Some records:

►

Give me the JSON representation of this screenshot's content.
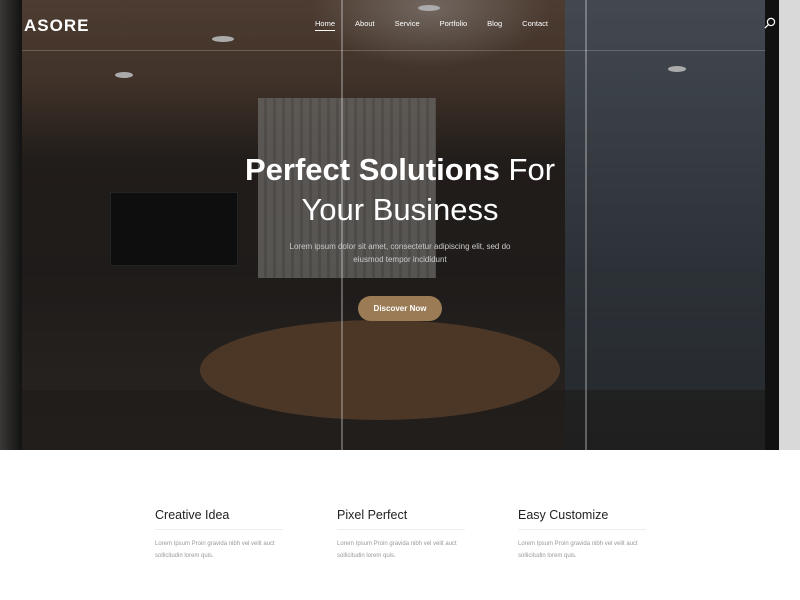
{
  "header": {
    "logo": "ASORE",
    "nav": [
      "Home",
      "About",
      "Service",
      "Portfolio",
      "Blog",
      "Contact"
    ],
    "active": "Home",
    "search_icon": "search-icon"
  },
  "hero": {
    "title_bold": "Perfect Solutions",
    "title_rest": " For",
    "title_line2": "Your Business",
    "subtitle": "Lorem ipsum dolor sit amet, consectetur adipiscing elit, sed do eiusmod tempor incididunt",
    "cta": "Discover Now",
    "accent": "#9b7b55"
  },
  "features": [
    {
      "title": "Creative Idea",
      "text": "Lorem Ipsum Proin gravida nibh vel velit auct sollicitudin lorem quis."
    },
    {
      "title": "Pixel Perfect",
      "text": "Lorem Ipsum Proin gravida nibh vel velit auct sollicitudin lorem quis."
    },
    {
      "title": "Easy Customize",
      "text": "Lorem Ipsum Proin gravida nibh vel velit auct sollicitudin lorem quis."
    }
  ]
}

◄

● **REQUIRED TASK**
Leaving out the pictures, repeat the data above exactly.

● **THE ANSWER**
Give me the JSON representation of this screenshot's content.
{
  "header": {
    "logo": "ASORE",
    "nav": [
      "Home",
      "About",
      "Service",
      "Portfolio",
      "Blog",
      "Contact"
    ],
    "active": "Home",
    "search_icon": "search-icon"
  },
  "hero": {
    "title_bold": "Perfect Solutions",
    "title_rest": " For",
    "title_line2": "Your Business",
    "subtitle": "Lorem ipsum dolor sit amet, consectetur adipiscing elit, sed do eiusmod tempor incididunt",
    "cta": "Discover Now",
    "accent": "#9b7b55"
  },
  "features": [
    {
      "title": "Creative Idea",
      "text": "Lorem Ipsum Proin gravida nibh vel velit auct sollicitudin lorem quis."
    },
    {
      "title": "Pixel Perfect",
      "text": "Lorem Ipsum Proin gravida nibh vel velit auct sollicitudin lorem quis."
    },
    {
      "title": "Easy Customize",
      "text": "Lorem Ipsum Proin gravida nibh vel velit auct sollicitudin lorem quis."
    }
  ]
}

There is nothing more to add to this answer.